** begin **
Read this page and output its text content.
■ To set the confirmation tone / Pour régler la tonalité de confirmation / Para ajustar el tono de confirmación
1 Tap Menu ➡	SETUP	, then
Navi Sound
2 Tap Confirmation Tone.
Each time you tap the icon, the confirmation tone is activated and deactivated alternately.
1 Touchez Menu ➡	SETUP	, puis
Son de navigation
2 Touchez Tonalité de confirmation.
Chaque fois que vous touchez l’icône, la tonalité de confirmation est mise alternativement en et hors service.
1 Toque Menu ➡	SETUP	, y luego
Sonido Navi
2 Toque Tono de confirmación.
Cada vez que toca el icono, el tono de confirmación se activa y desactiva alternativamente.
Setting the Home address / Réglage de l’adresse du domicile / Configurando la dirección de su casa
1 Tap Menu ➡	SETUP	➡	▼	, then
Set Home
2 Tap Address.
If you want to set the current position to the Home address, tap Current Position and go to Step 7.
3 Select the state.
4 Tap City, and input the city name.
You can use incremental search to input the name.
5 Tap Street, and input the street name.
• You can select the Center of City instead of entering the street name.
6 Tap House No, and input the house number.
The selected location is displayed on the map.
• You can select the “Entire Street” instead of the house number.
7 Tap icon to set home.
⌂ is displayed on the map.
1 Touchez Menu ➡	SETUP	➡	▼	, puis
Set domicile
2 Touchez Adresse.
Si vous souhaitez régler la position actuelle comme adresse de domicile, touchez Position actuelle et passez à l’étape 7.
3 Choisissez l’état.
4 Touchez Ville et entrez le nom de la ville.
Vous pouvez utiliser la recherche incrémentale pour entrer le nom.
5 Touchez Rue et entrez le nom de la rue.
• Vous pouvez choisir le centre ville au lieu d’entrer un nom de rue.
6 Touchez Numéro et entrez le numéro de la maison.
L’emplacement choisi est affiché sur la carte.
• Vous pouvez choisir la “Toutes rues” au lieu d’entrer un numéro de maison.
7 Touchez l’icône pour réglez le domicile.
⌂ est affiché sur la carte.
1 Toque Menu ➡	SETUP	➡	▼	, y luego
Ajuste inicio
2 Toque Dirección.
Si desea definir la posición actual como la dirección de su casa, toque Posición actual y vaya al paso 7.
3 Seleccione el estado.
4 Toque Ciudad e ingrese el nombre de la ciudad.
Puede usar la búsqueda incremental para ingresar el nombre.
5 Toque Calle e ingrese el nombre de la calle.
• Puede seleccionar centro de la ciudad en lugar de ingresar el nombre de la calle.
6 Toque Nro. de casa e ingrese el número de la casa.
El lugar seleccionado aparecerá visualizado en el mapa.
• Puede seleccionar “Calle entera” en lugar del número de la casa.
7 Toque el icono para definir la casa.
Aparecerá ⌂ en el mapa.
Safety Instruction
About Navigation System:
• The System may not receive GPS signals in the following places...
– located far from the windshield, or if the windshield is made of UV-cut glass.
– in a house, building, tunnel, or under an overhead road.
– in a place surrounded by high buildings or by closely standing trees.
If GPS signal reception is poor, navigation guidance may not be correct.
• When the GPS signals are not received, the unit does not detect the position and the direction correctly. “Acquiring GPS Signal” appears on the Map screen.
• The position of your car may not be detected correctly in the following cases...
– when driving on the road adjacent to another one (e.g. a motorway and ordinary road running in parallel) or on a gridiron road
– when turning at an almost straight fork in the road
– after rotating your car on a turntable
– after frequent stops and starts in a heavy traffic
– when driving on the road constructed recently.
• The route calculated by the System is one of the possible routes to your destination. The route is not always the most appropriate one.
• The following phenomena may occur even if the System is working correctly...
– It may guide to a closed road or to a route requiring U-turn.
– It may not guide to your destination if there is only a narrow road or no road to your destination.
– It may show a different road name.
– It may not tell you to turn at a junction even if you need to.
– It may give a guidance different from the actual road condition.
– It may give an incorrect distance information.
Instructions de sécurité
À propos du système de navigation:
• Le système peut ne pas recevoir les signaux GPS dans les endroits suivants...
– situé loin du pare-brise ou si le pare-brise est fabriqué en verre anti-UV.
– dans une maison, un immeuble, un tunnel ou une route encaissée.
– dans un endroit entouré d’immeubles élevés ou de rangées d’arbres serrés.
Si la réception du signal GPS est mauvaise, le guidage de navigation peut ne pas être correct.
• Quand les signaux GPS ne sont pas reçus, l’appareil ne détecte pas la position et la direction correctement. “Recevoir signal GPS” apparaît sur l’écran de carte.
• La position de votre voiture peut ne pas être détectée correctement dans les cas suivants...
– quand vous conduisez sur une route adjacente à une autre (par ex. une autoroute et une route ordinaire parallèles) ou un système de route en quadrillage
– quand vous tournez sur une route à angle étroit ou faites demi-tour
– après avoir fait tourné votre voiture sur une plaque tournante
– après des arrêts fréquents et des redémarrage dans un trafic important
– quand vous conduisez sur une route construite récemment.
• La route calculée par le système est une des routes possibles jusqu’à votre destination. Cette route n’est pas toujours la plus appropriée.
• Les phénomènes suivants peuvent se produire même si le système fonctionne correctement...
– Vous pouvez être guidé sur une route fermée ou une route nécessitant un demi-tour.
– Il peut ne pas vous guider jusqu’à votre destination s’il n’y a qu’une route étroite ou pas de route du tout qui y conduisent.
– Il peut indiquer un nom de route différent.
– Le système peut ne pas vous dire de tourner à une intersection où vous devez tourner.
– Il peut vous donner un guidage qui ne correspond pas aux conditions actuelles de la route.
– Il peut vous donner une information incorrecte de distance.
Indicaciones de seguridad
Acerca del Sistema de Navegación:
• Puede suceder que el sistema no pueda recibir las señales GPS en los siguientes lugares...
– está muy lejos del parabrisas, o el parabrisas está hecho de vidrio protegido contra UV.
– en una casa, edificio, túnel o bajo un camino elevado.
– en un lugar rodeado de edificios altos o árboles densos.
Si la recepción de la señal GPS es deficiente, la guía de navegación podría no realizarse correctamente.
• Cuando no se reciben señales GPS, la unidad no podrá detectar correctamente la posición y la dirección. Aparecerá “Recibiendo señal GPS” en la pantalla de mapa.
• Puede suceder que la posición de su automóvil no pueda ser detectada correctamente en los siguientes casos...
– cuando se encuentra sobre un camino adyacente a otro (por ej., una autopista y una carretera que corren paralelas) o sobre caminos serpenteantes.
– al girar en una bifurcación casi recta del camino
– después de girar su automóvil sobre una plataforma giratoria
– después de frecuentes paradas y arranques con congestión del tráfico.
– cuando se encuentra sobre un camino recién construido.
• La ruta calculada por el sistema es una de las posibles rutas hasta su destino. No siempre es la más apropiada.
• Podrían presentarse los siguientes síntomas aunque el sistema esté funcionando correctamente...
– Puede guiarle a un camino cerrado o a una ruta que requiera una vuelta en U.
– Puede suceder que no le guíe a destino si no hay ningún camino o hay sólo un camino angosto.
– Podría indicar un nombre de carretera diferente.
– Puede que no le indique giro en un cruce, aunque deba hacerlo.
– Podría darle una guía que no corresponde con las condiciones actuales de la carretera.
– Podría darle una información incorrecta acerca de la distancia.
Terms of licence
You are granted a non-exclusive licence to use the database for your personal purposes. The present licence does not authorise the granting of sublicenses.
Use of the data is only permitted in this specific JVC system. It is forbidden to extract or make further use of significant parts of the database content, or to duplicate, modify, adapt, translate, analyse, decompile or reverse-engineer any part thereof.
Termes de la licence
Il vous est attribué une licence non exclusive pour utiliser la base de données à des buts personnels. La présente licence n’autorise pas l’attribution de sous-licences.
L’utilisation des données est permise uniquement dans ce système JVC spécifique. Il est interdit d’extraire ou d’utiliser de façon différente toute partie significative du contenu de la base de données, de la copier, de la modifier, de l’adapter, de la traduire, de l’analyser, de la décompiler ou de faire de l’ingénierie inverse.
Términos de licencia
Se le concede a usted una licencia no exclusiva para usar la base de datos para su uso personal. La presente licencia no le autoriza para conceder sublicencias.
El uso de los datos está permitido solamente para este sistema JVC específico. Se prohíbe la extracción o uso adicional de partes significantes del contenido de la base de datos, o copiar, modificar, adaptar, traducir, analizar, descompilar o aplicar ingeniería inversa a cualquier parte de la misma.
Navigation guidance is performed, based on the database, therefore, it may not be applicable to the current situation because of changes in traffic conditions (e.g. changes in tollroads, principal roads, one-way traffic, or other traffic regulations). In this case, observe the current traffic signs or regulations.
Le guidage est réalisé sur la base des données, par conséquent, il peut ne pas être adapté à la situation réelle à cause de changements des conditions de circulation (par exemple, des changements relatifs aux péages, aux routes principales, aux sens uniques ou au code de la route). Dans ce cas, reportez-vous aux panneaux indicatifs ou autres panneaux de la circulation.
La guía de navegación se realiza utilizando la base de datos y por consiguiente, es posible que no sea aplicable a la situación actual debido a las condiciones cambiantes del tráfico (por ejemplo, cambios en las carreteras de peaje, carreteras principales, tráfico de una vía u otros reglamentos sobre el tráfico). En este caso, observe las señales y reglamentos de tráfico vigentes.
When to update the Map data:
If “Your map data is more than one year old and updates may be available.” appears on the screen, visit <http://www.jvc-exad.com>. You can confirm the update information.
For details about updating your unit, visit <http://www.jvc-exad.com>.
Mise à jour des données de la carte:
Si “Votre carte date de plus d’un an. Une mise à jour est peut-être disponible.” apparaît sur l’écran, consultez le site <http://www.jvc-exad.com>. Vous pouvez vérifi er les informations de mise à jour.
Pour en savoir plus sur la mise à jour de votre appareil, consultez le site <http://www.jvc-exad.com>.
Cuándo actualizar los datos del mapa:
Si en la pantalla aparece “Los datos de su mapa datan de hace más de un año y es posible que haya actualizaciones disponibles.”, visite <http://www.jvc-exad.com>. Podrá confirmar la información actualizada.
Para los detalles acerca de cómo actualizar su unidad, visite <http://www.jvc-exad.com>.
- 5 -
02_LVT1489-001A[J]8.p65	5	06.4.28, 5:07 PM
** end **
Given request:
Search the data for "ruta". Copy every line that has it.

Response:
• La ruta calculada por el sistema es una de las posibles rutas hasta su destino. No siempre es la más apropiada.
– Puede guiarle a un camino cerrado o a una ruta que requiera una vuelta en U.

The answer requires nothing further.